*What the task asks:* Would you quote every entry exactly, dropping only the pictures?

*Material for the task:*
========================
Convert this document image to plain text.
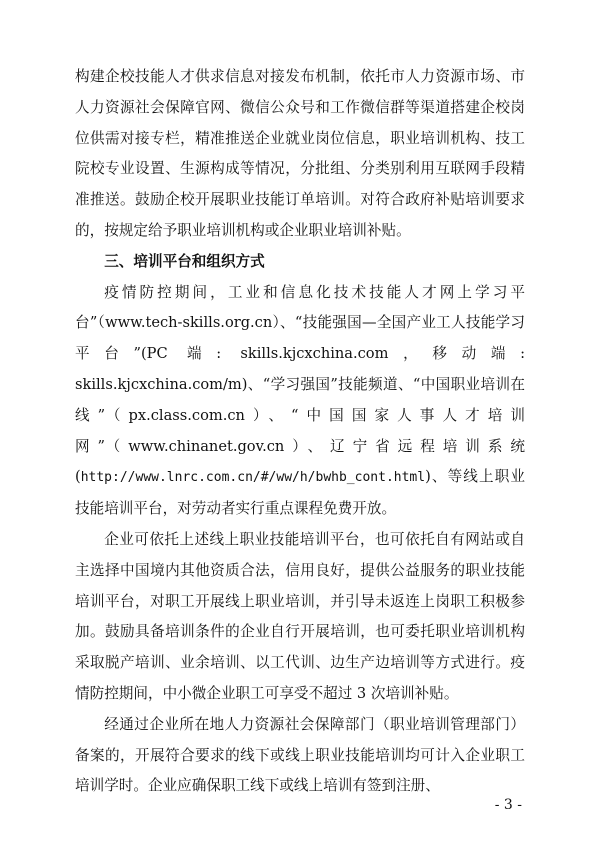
构建企校技能人才供求信息对接发布机制，依托市人力资源市场、市人力资源社会保障官网、微信公众号和工作微信群等渠道搭建企校岗位供需对接专栏，精准推送企业就业岗位信息，职业培训机构、技工院校专业设置、生源构成等情况，分批组、分类别利用互联网手段精准推送。鼓励企校开展职业技能订单培训。对符合政府补贴培训要求的，按规定给予职业培训机构或企业职业培训补贴。

三、培训平台和组织方式

疫情防控期间，工业和信息化技术技能人才网上学习平台”（www.tech-skills.org.cn）、“技能强国—全国产业工人技能学习平台”(PC 端: skills.kjcxchina.com，移动端: skills.kjcxchina.com/m)、“学习强国”技能频道、“中国职业培训在线”（px.class.com.cn）、“中国国家人事人才培训网”（www.chinanet.gov.cn）、辽宁省远程培训系统(http://www.lnrc.com.cn/#/ww/h/bwhb_cont.html)、等线上职业技能培训平台，对劳动者实行重点课程免费开放。

企业可依托上述线上职业技能培训平台，也可依托自有网站或自主选择中国境内其他资质合法，信用良好，提供公益服务的职业技能培训平台，对职工开展线上职业培训，并引导未返连上岗职工积极参加。鼓励具备培训条件的企业自行开展培训，也可委托职业培训机构采取脱产培训、业余培训、以工代训、边生产边培训等方式进行。疫情防控期间，中小微企业职工可享受不超过 3 次培训补贴。

经通过企业所在地人力资源社会保障部门（职业培训管理部门）备案的，开展符合要求的线下或线上职业技能培训均可计入企业职工培训学时。企业应确保职工线下或线上培训有签到注册、

- 3 -
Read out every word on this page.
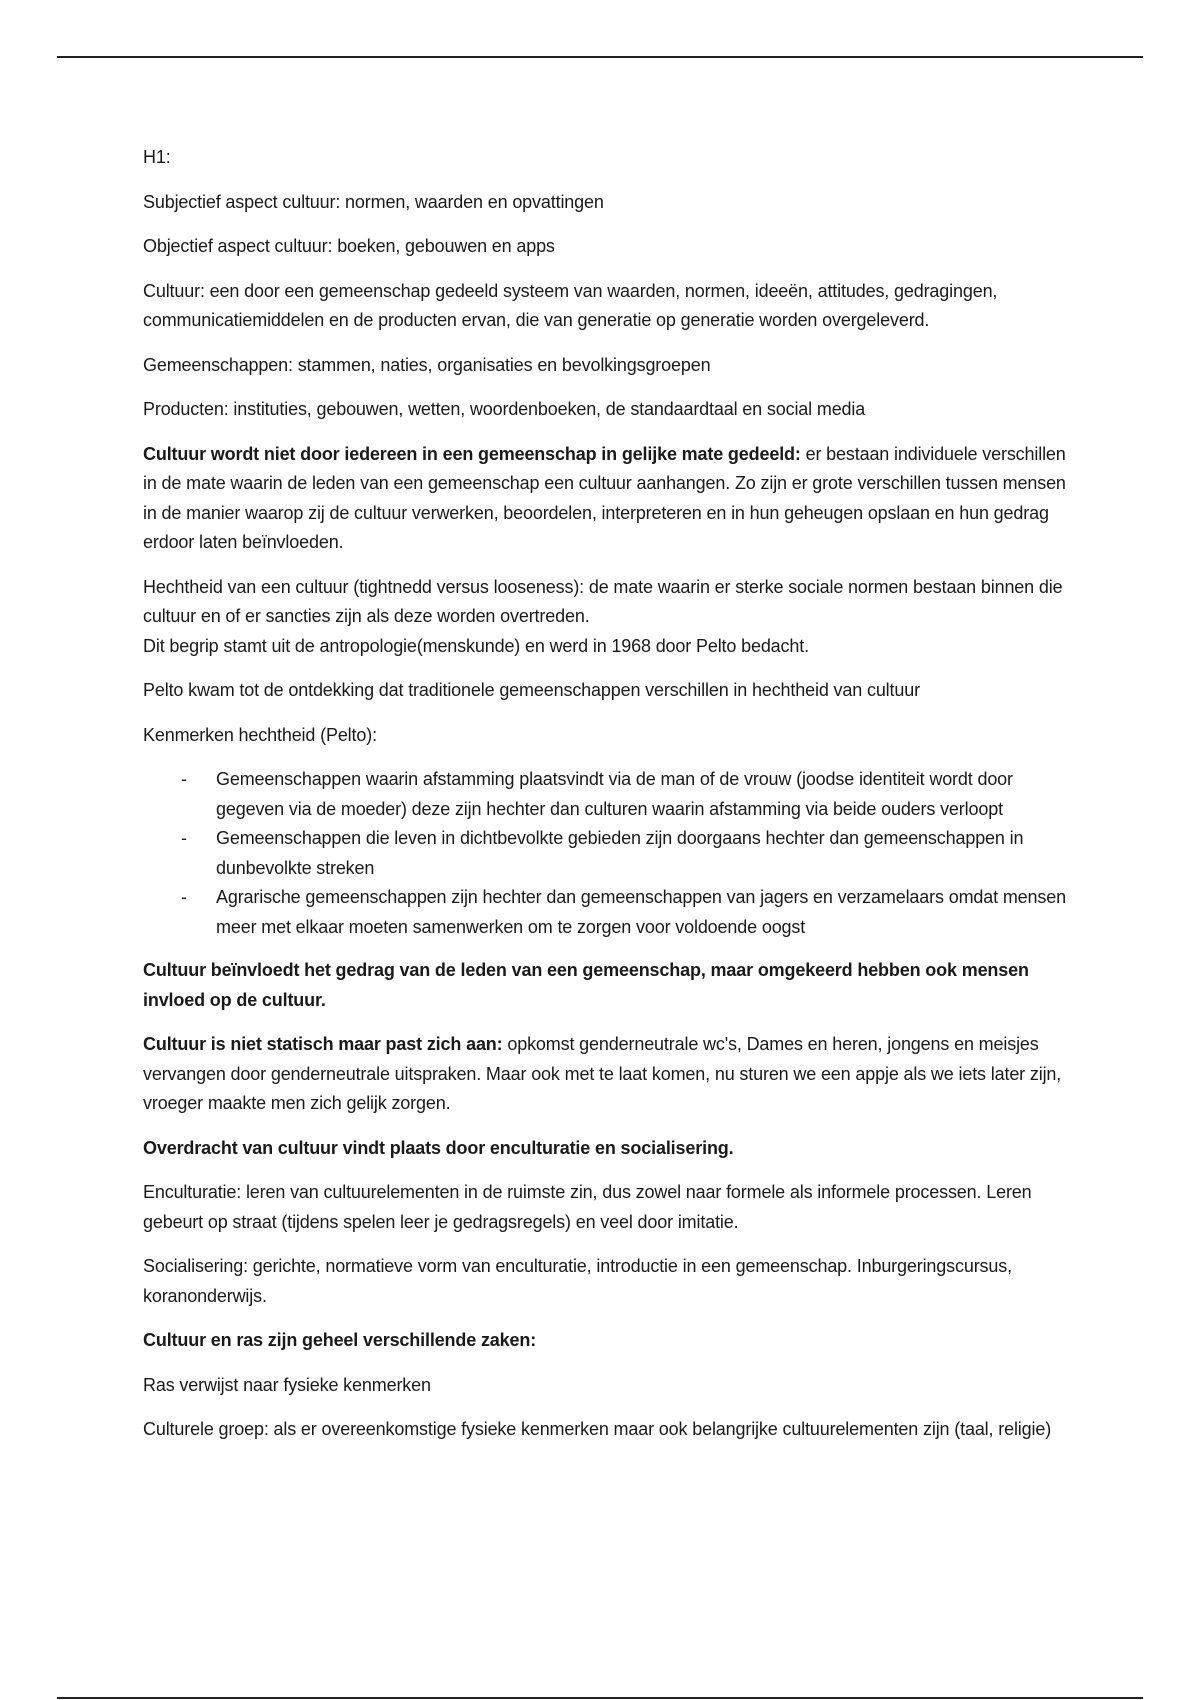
H1:

Subjectief aspect cultuur: normen, waarden en opvattingen

Objectief aspect cultuur: boeken, gebouwen en apps

Cultuur: een door een gemeenschap gedeeld systeem van waarden, normen, ideeën, attitudes, gedragingen, communicatiemiddelen en de producten ervan, die van generatie op generatie worden overgeleverd.

Gemeenschappen: stammen, naties, organisaties en bevolkingsgroepen

Producten: instituties, gebouwen, wetten, woordenboeken, de standaardtaal en social media

Cultuur wordt niet door iedereen in een gemeenschap in gelijke mate gedeeld: er bestaan individuele verschillen in de mate waarin de leden van een gemeenschap een cultuur aanhangen. Zo zijn er grote verschillen tussen mensen in de manier waarop zij de cultuur verwerken, beoordelen, interpreteren en in hun geheugen opslaan en hun gedrag erdoor laten beïnvloeden.

Hechtheid van een cultuur (tightnedd versus looseness): de mate waarin er sterke sociale normen bestaan binnen die cultuur en of er sancties zijn als deze worden overtreden.

Dit begrip stamt uit de antropologie(menskunde) en werd in 1968 door Pelto bedacht.

Pelto kwam tot de ontdekking dat traditionele gemeenschappen verschillen in hechtheid van cultuur

Kenmerken hechtheid (Pelto):

- Gemeenschappen waarin afstamming plaatsvindt via de man of de vrouw (joodse identiteit wordt door gegeven via de moeder) deze zijn hechter dan culturen waarin afstamming via beide ouders verloopt
- Gemeenschappen die leven in dichtbevolkte gebieden zijn doorgaans hechter dan gemeenschappen in dunbevolkte streken
- Agrarische gemeenschappen zijn hechter dan gemeenschappen van jagers en verzamelaars omdat mensen meer met elkaar moeten samenwerken om te zorgen voor voldoende oogst

Cultuur beïnvloedt het gedrag van de leden van een gemeenschap, maar omgekeerd hebben ook mensen invloed op de cultuur.

Cultuur is niet statisch maar past zich aan: opkomst genderneutrale wc's, Dames en heren, jongens en meisjes vervangen door genderneutrale uitspraken. Maar ook met te laat komen, nu sturen we een appje als we iets later zijn, vroeger maakte men zich gelijk zorgen.

Overdracht van cultuur vindt plaats door enculturatie en socialisering.

Enculturatie: leren van cultuurelementen in de ruimste zin, dus zowel naar formele als informele processen. Leren gebeurt op straat (tijdens spelen leer je gedragsregels) en veel door imitatie.

Socialisering: gerichte, normatieve vorm van enculturatie, introductie in een gemeenschap. Inburgeringscursus, koranonderwijs.

Cultuur en ras zijn geheel verschillende zaken:

Ras verwijst naar fysieke kenmerken

Culturele groep: als er overeenkomstige fysieke kenmerken maar ook belangrijke cultuurelementen zijn (taal, religie)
========================
*Problem solution:*
Convert this document image to plain text.
构建企校技能人才供求信息对接发布机制，依托市人力资源市场、市人力资源社会保障官网、微信公众号和工作微信群等渠道搭建企校岗位供需对接专栏，精准推送企业就业岗位信息，职业培训机构、技工院校专业设置、生源构成等情况，分批组、分类别利用互联网手段精准推送。鼓励企校开展职业技能订单培训。对符合政府补贴培训要求的，按规定给予职业培训机构或企业职业培训补贴。

三、培训平台和组织方式

疫情防控期间，工业和信息化技术技能人才网上学习平台”（www.tech-skills.org.cn）、“技能强国—全国产业工人技能学习平台”(PC 端: skills.kjcxchina.com，移动端: skills.kjcxchina.com/m)、“学习强国”技能频道、“中国职业培训在线”（px.class.com.cn）、“中国国家人事人才培训网”（www.chinanet.gov.cn）、辽宁省远程培训系统(http://www.lnrc.com.cn/#/ww/h/bwhb_cont.html)、等线上职业技能培训平台，对劳动者实行重点课程免费开放。

企业可依托上述线上职业技能培训平台，也可依托自有网站或自主选择中国境内其他资质合法，信用良好，提供公益服务的职业技能培训平台，对职工开展线上职业培训，并引导未返连上岗职工积极参加。鼓励具备培训条件的企业自行开展培训，也可委托职业培训机构采取脱产培训、业余培训、以工代训、边生产边培训等方式进行。疫情防控期间，中小微企业职工可享受不超过 3 次培训补贴。

经通过企业所在地人力资源社会保障部门（职业培训管理部门）备案的，开展符合要求的线下或线上职业技能培训均可计入企业职工培训学时。企业应确保职工线下或线上培训有签到注册、

- 3 -
Read out every word on this page.
H1:

Subjectief aspect cultuur: normen, waarden en opvattingen

Objectief aspect cultuur: boeken, gebouwen en apps

Cultuur: een door een gemeenschap gedeeld systeem van waarden, normen, ideeën, attitudes, gedragingen, communicatiemiddelen en de producten ervan, die van generatie op generatie worden overgeleverd.

Gemeenschappen: stammen, naties, organisaties en bevolkingsgroepen

Producten: instituties, gebouwen, wetten, woordenboeken, de standaardtaal en social media

Cultuur wordt niet door iedereen in een gemeenschap in gelijke mate gedeeld: er bestaan individuele verschillen in de mate waarin de leden van een gemeenschap een cultuur aanhangen. Zo zijn er grote verschillen tussen mensen in de manier waarop zij de cultuur verwerken, beoordelen, interpreteren en in hun geheugen opslaan en hun gedrag erdoor laten beïnvloeden.

Hechtheid van een cultuur (tightnedd versus looseness): de mate waarin er sterke sociale normen bestaan binnen die cultuur en of er sancties zijn als deze worden overtreden.

Dit begrip stamt uit de antropologie(menskunde) en werd in 1968 door Pelto bedacht.

Pelto kwam tot de ontdekking dat traditionele gemeenschappen verschillen in hechtheid van cultuur

Kenmerken hechtheid (Pelto):

- Gemeenschappen waarin afstamming plaatsvindt via de man of de vrouw (joodse identiteit wordt door gegeven via de moeder) deze zijn hechter dan culturen waarin afstamming via beide ouders verloopt
- Gemeenschappen die leven in dichtbevolkte gebieden zijn doorgaans hechter dan gemeenschappen in dunbevolkte streken
- Agrarische gemeenschappen zijn hechter dan gemeenschappen van jagers en verzamelaars omdat mensen meer met elkaar moeten samenwerken om te zorgen voor voldoende oogst

Cultuur beïnvloedt het gedrag van de leden van een gemeenschap, maar omgekeerd hebben ook mensen invloed op de cultuur.

Cultuur is niet statisch maar past zich aan: opkomst genderneutrale wc's, Dames en heren, jongens en meisjes vervangen door genderneutrale uitspraken. Maar ook met te laat komen, nu sturen we een appje als we iets later zijn, vroeger maakte men zich gelijk zorgen.

Overdracht van cultuur vindt plaats door enculturatie en socialisering.

Enculturatie: leren van cultuurelementen in de ruimste zin, dus zowel naar formele als informele processen. Leren gebeurt op straat (tijdens spelen leer je gedragsregels) en veel door imitatie.

Socialisering: gerichte, normatieve vorm van enculturatie, introductie in een gemeenschap. Inburgeringscursus, koranonderwijs.

Cultuur en ras zijn geheel verschillende zaken:

Ras verwijst naar fysieke kenmerken

Culturele groep: als er overeenkomstige fysieke kenmerken maar ook belangrijke cultuurelementen zijn (taal, religie)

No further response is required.